[DATA SUPPLIED start]

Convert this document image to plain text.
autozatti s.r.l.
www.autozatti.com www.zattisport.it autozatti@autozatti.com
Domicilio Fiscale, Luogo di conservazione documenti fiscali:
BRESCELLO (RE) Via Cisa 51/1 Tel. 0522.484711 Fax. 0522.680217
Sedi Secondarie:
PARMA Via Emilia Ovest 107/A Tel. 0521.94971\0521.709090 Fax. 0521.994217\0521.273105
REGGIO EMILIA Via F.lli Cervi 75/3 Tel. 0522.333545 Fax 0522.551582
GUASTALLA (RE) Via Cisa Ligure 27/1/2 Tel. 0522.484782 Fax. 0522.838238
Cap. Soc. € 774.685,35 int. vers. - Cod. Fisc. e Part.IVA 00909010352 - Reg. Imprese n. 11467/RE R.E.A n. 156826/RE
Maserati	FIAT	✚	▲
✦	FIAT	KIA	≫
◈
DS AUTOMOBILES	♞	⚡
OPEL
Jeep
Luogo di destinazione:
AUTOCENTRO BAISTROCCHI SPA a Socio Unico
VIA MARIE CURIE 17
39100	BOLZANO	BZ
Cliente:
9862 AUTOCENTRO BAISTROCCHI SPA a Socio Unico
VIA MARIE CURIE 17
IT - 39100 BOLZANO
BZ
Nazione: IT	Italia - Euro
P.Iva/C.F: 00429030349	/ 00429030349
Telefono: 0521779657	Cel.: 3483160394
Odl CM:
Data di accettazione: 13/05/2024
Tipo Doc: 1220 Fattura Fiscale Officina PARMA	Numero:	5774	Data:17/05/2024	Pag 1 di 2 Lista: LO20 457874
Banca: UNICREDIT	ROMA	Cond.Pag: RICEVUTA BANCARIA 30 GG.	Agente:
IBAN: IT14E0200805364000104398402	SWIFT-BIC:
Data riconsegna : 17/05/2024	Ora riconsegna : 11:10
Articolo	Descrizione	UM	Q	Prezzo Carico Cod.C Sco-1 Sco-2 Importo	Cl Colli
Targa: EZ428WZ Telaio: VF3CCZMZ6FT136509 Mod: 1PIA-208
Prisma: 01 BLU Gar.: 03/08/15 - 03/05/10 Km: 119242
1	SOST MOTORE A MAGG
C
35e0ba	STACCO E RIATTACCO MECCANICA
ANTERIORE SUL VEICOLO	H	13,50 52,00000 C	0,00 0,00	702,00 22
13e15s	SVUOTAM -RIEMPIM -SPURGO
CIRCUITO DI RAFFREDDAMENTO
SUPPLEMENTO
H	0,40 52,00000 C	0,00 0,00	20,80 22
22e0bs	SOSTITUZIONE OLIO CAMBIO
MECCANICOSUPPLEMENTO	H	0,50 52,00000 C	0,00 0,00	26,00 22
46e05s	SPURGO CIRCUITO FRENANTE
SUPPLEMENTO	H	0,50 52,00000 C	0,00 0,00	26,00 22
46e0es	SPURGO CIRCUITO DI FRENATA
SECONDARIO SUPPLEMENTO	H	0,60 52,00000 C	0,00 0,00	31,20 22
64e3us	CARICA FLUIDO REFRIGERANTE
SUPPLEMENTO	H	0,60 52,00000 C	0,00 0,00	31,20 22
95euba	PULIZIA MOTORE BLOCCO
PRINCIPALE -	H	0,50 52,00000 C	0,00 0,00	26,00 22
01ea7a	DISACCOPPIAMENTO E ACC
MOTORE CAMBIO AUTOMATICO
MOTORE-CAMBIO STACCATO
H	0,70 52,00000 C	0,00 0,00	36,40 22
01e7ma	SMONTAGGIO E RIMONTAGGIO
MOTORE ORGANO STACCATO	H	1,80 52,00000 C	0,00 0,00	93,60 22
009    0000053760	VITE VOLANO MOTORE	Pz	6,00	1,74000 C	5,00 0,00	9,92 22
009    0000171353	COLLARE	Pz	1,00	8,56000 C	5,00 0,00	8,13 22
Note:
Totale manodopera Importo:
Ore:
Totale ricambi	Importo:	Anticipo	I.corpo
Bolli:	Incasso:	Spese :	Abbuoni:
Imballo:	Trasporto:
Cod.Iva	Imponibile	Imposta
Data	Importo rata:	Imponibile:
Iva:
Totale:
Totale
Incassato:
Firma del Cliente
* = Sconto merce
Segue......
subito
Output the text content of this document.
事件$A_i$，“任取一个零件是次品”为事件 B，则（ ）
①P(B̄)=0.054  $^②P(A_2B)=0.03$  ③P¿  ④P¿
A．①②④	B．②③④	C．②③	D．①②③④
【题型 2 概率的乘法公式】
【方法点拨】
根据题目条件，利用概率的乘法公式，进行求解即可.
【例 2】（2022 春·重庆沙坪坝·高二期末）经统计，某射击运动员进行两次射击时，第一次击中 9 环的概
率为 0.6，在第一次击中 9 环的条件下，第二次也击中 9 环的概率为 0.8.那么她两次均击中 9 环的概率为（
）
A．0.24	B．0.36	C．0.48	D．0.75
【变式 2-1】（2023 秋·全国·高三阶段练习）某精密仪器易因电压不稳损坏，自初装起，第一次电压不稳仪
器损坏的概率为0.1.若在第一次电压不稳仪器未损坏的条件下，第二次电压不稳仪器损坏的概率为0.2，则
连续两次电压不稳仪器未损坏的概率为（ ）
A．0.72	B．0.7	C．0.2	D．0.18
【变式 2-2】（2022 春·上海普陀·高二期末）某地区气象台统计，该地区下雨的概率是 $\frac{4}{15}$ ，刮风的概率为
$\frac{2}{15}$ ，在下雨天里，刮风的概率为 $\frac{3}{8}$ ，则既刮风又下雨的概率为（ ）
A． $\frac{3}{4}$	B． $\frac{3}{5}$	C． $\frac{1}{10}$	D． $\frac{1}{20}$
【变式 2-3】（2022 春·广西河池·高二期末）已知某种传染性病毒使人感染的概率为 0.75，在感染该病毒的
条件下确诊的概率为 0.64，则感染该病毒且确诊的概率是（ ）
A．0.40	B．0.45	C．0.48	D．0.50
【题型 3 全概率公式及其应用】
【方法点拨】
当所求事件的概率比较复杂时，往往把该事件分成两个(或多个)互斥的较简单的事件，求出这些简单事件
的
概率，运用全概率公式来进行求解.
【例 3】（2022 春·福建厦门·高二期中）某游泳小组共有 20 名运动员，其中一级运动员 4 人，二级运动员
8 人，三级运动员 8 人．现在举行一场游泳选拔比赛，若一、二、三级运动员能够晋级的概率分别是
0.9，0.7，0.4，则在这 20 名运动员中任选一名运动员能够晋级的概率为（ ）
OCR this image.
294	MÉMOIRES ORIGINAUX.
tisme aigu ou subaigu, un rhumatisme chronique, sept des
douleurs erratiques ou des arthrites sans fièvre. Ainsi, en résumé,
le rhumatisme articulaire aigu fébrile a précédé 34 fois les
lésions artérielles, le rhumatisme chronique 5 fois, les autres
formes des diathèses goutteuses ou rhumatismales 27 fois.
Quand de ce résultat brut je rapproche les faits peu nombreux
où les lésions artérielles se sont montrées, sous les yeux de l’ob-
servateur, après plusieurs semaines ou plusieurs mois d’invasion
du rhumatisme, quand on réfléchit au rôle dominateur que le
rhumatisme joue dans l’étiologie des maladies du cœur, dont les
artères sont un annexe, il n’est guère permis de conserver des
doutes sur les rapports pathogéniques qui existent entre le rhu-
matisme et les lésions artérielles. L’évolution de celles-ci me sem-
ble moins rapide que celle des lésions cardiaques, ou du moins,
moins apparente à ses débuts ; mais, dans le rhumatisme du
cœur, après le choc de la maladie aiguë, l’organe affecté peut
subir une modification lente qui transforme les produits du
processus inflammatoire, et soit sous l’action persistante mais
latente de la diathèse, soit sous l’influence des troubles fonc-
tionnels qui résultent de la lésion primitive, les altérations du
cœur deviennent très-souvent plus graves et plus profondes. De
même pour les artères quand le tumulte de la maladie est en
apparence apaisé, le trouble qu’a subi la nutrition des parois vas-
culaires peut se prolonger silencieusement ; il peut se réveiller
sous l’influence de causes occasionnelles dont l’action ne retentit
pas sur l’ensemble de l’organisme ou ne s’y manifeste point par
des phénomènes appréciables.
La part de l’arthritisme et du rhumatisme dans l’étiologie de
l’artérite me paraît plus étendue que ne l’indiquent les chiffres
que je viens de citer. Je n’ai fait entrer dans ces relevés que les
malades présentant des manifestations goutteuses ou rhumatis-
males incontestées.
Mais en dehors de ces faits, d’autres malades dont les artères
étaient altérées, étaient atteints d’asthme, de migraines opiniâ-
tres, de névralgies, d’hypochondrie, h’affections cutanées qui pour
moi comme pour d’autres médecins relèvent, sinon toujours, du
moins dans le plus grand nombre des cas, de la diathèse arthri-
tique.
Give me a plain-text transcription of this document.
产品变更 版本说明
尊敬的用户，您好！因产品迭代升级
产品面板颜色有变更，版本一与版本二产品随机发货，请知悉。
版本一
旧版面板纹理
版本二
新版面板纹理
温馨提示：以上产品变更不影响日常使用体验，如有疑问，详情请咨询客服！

[DATA SUPPLIED end]

**AIM OF THE EXERCISE:** Leave out every line before the one containing "Give me a plain-text"; set down that line and all remaining lines of the material exactly.

**EXPECTED ANSWER:**
Give me a plain-text transcription of this document.
产品变更 版本说明
尊敬的用户，您好！因产品迭代升级
产品面板颜色有变更，版本一与版本二产品随机发货，请知悉。
版本一
旧版面板纹理
版本二
新版面板纹理
温馨提示：以上产品变更不影响日常使用体验，如有疑问，详情请咨询客服！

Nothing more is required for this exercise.